>> begin DOCUMENT

POLICE ARREST ‘SCARFACE’ IN MOM-AND-TOT STICKUP SPREE

A scar-faced parolee was the sicko who terrorized three moms in Queens by pointing a gun at their kids’ heads and offering them a grim choice – your money or your child’s life, police said yesterday.

Lamar Jackson, 31, of St. Albans, Queens, was busted at a Brooklyn subway station Wednesday after hiding under a train for 45 minutes to avoid being nabbed for snatching a gold chain from a woman.

He was charged yesterday after one of the moms identified him as the heartless thug who put a gun to her 2-year-old daughter’s temple on a J train on April 2 and commanded, “Shut that little bitch up or I’ll blow her brains out.”

When Jackson, who has a telltale scar down his right cheek, was ordered to repeat the phrase in a lineup, the woman burst into tears and began reliving her ordeal.

“The face, the voice, everything. It was like that night again popped right into my head. I got scared, I thought he was going to pull out his gun again. I just started screaming, ‘I want to go home,'” she told The Post.

>> end DOCUMENT
>> begin INFORMATION GIVEN

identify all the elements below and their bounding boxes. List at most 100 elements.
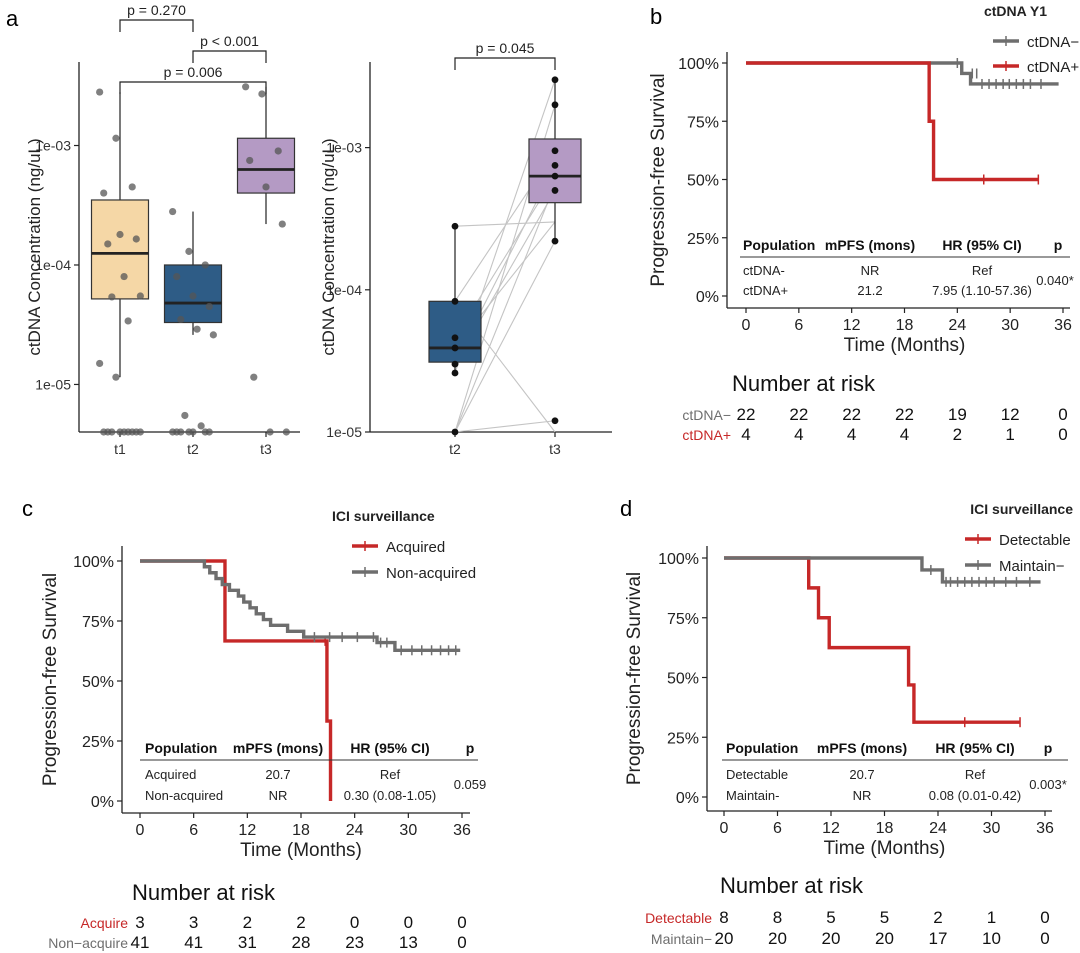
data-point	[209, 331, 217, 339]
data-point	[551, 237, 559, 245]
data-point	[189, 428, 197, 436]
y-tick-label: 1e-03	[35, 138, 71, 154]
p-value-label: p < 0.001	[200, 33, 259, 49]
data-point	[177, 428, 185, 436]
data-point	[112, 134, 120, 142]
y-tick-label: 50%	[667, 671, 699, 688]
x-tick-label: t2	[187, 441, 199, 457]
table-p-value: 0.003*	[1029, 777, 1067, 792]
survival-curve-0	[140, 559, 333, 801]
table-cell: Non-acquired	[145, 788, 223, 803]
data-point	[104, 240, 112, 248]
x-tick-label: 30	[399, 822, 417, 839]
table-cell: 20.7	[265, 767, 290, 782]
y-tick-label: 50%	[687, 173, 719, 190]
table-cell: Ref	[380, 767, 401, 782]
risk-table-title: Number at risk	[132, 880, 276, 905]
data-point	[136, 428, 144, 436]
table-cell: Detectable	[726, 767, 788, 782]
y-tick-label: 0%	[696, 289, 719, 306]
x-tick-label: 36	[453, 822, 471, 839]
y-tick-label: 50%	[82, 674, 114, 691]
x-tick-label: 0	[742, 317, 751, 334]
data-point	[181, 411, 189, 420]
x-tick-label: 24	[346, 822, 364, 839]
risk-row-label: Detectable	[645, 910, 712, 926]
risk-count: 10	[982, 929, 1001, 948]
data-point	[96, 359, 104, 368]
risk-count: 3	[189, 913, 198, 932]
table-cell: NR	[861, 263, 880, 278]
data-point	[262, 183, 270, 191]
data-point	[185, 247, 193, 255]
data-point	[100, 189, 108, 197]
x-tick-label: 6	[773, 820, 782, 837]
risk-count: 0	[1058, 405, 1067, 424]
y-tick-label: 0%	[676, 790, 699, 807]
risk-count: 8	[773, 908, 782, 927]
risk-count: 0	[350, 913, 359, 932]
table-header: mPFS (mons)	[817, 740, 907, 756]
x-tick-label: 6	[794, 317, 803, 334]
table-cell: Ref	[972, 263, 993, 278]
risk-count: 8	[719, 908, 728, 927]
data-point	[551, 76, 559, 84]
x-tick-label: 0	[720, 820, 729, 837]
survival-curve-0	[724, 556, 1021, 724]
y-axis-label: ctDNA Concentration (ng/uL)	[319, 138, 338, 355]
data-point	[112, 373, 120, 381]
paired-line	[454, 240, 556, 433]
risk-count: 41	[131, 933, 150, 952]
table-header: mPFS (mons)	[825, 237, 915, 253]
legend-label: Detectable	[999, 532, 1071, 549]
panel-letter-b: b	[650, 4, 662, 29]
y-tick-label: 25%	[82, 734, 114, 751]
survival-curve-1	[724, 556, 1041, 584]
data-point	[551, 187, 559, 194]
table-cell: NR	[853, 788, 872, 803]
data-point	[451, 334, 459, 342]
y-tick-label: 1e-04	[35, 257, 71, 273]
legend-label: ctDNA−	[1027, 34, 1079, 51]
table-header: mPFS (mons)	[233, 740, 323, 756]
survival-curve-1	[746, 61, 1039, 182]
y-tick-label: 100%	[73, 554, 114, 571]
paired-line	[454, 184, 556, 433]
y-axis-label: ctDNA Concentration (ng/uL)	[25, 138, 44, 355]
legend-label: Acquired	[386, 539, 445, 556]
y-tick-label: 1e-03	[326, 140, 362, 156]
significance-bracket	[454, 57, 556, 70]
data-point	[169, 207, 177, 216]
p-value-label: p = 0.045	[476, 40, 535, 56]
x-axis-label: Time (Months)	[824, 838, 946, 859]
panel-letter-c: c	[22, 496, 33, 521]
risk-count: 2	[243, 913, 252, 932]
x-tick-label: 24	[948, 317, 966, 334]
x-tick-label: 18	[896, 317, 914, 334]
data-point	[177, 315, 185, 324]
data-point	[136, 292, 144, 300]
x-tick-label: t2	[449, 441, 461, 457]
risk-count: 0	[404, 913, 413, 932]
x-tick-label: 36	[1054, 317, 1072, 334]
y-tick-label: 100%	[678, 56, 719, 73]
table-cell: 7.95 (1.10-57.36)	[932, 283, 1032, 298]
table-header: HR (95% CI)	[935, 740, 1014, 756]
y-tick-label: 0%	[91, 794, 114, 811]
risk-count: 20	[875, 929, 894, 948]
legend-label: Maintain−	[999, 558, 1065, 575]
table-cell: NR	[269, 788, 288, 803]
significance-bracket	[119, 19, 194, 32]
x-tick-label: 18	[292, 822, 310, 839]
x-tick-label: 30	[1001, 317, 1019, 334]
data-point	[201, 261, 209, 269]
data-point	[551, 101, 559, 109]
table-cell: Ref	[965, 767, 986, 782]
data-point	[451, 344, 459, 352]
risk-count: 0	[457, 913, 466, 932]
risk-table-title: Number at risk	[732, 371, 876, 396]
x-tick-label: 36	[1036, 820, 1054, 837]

>> end INFORMATION GIVEN
>> begin INFORMATION GIVEN

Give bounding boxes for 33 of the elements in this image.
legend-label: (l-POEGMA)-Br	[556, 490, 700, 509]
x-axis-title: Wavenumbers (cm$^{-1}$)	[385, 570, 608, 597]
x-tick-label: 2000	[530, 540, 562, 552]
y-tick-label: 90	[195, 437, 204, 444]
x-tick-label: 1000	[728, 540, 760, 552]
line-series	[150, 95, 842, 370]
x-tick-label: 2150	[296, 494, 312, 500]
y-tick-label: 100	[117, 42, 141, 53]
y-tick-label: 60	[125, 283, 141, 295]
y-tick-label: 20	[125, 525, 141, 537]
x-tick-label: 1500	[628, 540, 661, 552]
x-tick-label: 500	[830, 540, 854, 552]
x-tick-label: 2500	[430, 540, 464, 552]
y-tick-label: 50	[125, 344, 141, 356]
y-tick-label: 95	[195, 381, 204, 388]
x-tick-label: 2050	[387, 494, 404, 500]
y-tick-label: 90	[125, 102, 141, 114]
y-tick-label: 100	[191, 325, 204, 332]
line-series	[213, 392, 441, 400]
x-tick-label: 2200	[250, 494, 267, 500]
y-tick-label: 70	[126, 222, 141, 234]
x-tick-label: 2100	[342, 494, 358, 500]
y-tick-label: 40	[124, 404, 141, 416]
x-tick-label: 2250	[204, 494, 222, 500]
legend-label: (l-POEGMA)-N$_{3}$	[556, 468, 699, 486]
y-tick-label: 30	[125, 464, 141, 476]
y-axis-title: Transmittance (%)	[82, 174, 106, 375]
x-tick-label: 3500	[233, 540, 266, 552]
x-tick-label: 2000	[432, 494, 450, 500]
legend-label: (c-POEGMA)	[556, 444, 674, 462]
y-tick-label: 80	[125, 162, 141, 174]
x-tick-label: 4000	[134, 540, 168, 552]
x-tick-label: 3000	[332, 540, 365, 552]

>> end INFORMATION GIVEN

STATED PROBLEM 1: Copy the entries word for word, from the line containing "Give bounding boxes" up to and including the line containing "468, 699, 486]".
STATED PROBLEM 2: Continue the news article about the Queens stickup arrest from the point where it stops.
The news article and the entries were drawn from separate sources.

TASK RESULT 1:
Give bounding boxes for 33 of the elements in this image.
legend-label: (l-POEGMA)-Br	[556, 490, 700, 509]
x-axis-title: Wavenumbers (cm$^{-1}$)	[385, 570, 608, 597]
x-tick-label: 2000	[530, 540, 562, 552]
y-tick-label: 90	[195, 437, 204, 444]
x-tick-label: 1000	[728, 540, 760, 552]
line-series	[150, 95, 842, 370]
x-tick-label: 2150	[296, 494, 312, 500]
y-tick-label: 100	[117, 42, 141, 53]
y-tick-label: 60	[125, 283, 141, 295]
y-tick-label: 20	[125, 525, 141, 537]
x-tick-label: 1500	[628, 540, 661, 552]
x-tick-label: 500	[830, 540, 854, 552]
x-tick-label: 2500	[430, 540, 464, 552]
y-tick-label: 50	[125, 344, 141, 356]
y-tick-label: 95	[195, 381, 204, 388]
x-tick-label: 2050	[387, 494, 404, 500]
y-tick-label: 90	[125, 102, 141, 114]
y-tick-label: 100	[191, 325, 204, 332]
line-series	[213, 392, 441, 400]
x-tick-label: 2200	[250, 494, 267, 500]
y-tick-label: 70	[126, 222, 141, 234]
x-tick-label: 2100	[342, 494, 358, 500]
y-tick-label: 40	[124, 404, 141, 416]
x-tick-label: 2250	[204, 494, 222, 500]
legend-label: (l-POEGMA)-N$_{3}$	[556, 468, 699, 486]

TASK RESULT 2:
The woman, a 20-year-old doctor’s receptionist, said her daughter “takes sharp things to her head and says, ‘Shut up, or I’m going to blow your brains out,’ or she’ll run around the house, saying, ‘Mommy, he’s here – help me!'”

“I hope you regret what you did to me and my daughter and you rot in jail,” she said of her attacker.

Her lawyer, Steven Gilden, said he plans to sue the Transit Authority and the city for lax security.

At the time of the attacks, Jackson, who has a lengthy rap sheet that includes five convictions and numerous arrests, was on parole until February 2001.

In August 1994, he was sentenced to up to 7 years for ripping two gold chains off a mother after elbowing her 8-year-old son in the eye.

He was conditionally released on Oct. 20, 1998, but jailed again on April 14, 1999, for violating the terms of his release.

He was paroled last Jan. 6, but on March 27, an arrest warrant was issued because he stopped reporting to his parole officer.

Jackson’s arrest prompted Police Commissioner Howard Safir to renew his call for ending parole.

“This is a perfect example of why we need to eliminate parole in this city so that predators like this do not continue to prey on the citizens of the city,” he said.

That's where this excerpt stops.